● **What needs to be done**
Copy out all lines where "Urbanization" appears.

● **Records for this task**
※ ※ ※
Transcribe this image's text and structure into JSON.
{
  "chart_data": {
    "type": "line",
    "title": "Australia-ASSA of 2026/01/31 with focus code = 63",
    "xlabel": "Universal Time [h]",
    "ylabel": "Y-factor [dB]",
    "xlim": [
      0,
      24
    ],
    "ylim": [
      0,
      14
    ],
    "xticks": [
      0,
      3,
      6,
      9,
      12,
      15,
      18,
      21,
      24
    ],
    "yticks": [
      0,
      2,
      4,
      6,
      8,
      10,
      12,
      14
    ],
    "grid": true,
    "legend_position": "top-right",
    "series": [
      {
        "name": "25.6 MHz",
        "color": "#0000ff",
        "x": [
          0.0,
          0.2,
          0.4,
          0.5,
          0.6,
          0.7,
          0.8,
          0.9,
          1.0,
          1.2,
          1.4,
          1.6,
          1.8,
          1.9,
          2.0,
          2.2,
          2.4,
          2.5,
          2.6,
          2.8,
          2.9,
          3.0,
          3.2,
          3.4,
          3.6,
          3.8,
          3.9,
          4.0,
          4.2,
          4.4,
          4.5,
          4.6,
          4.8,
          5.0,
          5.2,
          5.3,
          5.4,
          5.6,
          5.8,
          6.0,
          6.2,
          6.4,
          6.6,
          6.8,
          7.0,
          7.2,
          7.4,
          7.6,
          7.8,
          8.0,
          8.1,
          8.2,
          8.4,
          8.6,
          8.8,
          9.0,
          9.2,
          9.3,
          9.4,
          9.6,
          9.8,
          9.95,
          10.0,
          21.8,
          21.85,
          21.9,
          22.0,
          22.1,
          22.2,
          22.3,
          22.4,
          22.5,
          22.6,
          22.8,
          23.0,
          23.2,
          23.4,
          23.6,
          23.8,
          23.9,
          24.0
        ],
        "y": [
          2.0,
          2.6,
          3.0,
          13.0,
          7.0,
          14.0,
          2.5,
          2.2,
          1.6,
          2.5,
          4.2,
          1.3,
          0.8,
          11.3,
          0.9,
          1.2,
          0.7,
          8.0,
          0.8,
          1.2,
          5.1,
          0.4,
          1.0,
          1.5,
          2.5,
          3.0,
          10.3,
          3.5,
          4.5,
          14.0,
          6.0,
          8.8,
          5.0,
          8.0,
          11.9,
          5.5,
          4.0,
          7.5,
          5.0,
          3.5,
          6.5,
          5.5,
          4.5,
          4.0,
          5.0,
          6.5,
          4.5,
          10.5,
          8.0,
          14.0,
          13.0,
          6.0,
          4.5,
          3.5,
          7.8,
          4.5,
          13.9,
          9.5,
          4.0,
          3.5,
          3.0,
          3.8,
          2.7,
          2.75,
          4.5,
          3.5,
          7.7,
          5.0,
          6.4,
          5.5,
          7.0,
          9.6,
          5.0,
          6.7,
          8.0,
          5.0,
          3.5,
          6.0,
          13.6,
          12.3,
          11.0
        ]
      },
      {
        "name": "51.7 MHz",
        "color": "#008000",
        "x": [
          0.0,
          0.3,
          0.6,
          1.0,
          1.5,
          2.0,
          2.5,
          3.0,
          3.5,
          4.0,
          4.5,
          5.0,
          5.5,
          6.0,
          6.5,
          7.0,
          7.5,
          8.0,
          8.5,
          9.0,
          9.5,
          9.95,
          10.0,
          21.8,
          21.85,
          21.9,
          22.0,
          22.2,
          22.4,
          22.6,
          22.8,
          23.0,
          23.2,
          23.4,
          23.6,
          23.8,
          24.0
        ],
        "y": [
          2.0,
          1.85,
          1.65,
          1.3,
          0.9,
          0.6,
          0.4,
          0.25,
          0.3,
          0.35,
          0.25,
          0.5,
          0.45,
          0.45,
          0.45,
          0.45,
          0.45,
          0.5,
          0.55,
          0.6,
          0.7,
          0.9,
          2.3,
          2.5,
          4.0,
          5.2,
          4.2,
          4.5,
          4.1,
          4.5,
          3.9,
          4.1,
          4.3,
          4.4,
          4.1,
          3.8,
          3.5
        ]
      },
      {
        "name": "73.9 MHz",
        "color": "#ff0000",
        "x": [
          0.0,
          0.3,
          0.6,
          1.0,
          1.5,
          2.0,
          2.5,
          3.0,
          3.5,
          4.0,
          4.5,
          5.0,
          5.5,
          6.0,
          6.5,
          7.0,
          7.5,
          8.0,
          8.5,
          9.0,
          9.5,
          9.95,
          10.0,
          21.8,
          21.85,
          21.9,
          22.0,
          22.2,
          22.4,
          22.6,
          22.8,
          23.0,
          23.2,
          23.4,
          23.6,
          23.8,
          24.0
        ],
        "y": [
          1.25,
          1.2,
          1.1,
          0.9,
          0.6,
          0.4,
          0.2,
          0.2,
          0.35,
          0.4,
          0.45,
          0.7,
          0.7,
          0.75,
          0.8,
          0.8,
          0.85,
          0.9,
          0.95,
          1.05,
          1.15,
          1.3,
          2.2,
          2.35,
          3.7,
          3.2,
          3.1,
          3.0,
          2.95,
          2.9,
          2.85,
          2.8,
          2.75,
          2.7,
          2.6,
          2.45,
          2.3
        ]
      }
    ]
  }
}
※ ※ ※
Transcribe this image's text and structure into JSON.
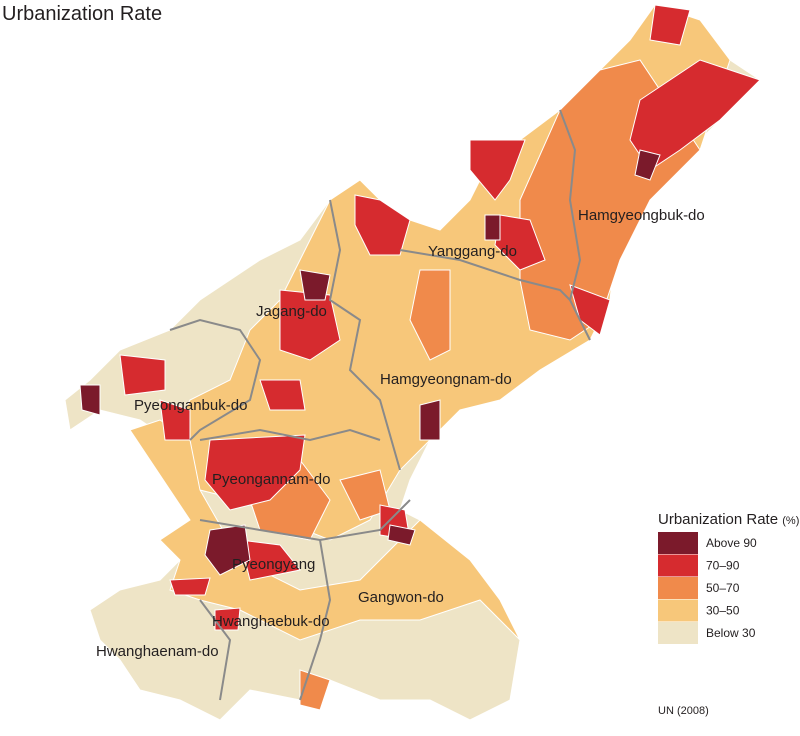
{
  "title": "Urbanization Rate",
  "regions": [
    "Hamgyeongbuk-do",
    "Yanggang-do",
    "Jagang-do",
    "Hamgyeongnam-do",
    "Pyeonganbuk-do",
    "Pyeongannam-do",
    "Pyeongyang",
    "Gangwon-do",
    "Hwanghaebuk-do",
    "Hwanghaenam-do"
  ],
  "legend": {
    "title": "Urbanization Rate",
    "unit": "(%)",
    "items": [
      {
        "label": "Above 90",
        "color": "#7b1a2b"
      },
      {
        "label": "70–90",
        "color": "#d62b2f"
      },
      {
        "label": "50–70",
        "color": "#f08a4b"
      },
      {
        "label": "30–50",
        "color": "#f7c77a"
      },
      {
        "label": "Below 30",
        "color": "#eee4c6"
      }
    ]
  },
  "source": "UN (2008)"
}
※ ※ ※
● **Expected answer**
  "title": "Urbanization Rate",
    "title": "Urbanization Rate",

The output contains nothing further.